▶ SCHRIFTELIJKE OPDRACHT A: Met welke woorden heeft [eiseres] volgens het fragment de handtekening ter comparitie betwist?

▶ GESELECTEERD FRAGMENT:
┏━━
Nu [gedaagde] er in is geslaagd om aan de deskundige ook een oordeel te ontlokken aan de andere akten is het redelijk om in algemene zin in te gaan op de vraag of [gedaagde] is geslaagd in het bewijs van de terugbetaling.
2.8.
De rechtbank stelt vast dat:
- (1)
de vorige advocaat van [gedaagde] bij conclusie van antwoord de later door de rechtbank aan de deskundige voorgelegde verklaring in kopie heeft overgelegd en medegedeeld heeft dat dat origineel beschikbaar was voor onderzoek,
(2), dat de handtekening ter comparitie door [eiseres] stellig is betwist (“dat stuk ken ik niet”) en
- (3)
dat in aanwezigheid van [gedaagde] door zijn advocaat ter comparitie (nogmaals) uitdrukkelijk de betaling is gesteld en echtheidsbewijs van het origineel van de in kopie overgelegde akte is aangeboden, waarbij met geen woord is gerept over meerdere akten, hoewel ook de niet onderzochte akten blijkens het hiervoor weergegeven betoog wel aan het dossier zijn toegevoegd.
┗━━
▶ SCHRIFTELIJKE OPDRACHT B: Schrijf de records letterlijk over vanaf het begin tot en met de regel met "x-tick-label: 614sqm — [560, 394, 571, 430]".

▶ GEGEVENSRECORDS:
┏━━
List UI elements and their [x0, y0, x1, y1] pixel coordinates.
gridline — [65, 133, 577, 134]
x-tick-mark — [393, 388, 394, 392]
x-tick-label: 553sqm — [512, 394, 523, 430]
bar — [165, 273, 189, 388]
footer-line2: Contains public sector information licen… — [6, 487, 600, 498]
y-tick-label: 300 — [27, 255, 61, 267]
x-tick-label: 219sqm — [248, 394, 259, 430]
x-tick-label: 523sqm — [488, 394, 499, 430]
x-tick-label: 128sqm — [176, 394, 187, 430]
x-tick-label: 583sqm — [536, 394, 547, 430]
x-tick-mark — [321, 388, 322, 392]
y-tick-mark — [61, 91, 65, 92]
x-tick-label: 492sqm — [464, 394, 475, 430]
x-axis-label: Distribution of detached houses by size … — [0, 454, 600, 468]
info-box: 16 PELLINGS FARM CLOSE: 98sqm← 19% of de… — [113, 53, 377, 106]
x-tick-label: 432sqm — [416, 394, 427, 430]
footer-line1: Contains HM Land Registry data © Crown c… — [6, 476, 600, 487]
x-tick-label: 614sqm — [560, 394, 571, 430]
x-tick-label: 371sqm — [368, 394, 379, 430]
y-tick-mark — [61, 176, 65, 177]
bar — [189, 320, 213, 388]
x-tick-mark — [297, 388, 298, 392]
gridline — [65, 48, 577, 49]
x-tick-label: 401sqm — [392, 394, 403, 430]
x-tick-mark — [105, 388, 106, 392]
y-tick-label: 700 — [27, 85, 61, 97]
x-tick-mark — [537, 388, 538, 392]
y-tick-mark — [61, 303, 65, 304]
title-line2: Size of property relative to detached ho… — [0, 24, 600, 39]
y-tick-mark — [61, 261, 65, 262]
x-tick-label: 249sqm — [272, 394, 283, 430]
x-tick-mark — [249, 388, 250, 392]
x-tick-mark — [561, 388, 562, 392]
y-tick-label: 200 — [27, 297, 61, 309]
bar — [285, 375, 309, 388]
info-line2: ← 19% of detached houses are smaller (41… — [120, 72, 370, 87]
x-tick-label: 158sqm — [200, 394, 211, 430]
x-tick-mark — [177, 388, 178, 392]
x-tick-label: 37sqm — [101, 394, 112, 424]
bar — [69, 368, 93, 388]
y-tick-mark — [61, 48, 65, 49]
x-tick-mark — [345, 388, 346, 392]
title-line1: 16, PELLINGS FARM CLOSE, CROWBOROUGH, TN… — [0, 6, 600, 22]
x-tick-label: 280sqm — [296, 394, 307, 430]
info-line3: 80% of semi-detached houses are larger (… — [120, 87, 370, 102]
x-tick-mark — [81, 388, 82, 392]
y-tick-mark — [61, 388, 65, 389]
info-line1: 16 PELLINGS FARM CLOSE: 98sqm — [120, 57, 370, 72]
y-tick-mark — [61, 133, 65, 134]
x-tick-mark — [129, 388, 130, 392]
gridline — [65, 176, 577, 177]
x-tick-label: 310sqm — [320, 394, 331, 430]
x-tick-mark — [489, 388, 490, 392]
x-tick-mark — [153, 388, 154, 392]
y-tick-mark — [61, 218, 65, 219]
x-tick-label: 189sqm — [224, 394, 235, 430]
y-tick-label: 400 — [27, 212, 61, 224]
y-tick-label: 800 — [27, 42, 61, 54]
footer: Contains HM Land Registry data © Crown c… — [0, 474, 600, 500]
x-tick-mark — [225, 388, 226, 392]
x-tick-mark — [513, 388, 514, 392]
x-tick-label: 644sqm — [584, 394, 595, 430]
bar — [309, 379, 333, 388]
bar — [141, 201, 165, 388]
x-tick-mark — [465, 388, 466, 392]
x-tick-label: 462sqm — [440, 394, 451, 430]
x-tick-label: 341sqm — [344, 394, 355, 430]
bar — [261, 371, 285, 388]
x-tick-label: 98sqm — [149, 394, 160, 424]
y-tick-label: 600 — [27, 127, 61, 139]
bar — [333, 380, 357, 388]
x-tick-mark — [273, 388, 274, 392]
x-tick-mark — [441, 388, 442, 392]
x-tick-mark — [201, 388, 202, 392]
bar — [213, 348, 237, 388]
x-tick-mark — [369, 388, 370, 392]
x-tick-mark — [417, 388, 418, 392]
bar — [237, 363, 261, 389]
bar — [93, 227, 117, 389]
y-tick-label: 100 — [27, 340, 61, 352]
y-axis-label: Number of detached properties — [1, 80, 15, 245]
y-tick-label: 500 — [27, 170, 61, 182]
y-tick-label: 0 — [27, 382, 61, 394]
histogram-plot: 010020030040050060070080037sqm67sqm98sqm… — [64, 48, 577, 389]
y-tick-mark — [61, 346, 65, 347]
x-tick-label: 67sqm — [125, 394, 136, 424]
┗━━
▶ OPLOSSING A: Met de woorden “dat stuk ken ik niet”.

▶ OPLOSSING B:
List UI elements and their [x0, y0, x1, y1] pixel coordinates.
gridline — [65, 133, 577, 134]
x-tick-mark — [393, 388, 394, 392]
x-tick-label: 553sqm — [512, 394, 523, 430]
bar — [165, 273, 189, 388]
footer-line2: Contains public sector information licen… — [6, 487, 600, 498]
y-tick-label: 300 — [27, 255, 61, 267]
x-tick-label: 219sqm — [248, 394, 259, 430]
x-tick-label: 523sqm — [488, 394, 499, 430]
x-tick-label: 128sqm — [176, 394, 187, 430]
x-tick-label: 583sqm — [536, 394, 547, 430]
x-tick-mark — [321, 388, 322, 392]
y-tick-mark — [61, 91, 65, 92]
x-tick-label: 492sqm — [464, 394, 475, 430]
x-axis-label: Distribution of detached houses by size … — [0, 454, 600, 468]
info-box: 16 PELLINGS FARM CLOSE: 98sqm← 19% of de… — [113, 53, 377, 106]
x-tick-label: 432sqm — [416, 394, 427, 430]
footer-line1: Contains HM Land Registry data © Crown c… — [6, 476, 600, 487]
x-tick-label: 614sqm — [560, 394, 571, 430]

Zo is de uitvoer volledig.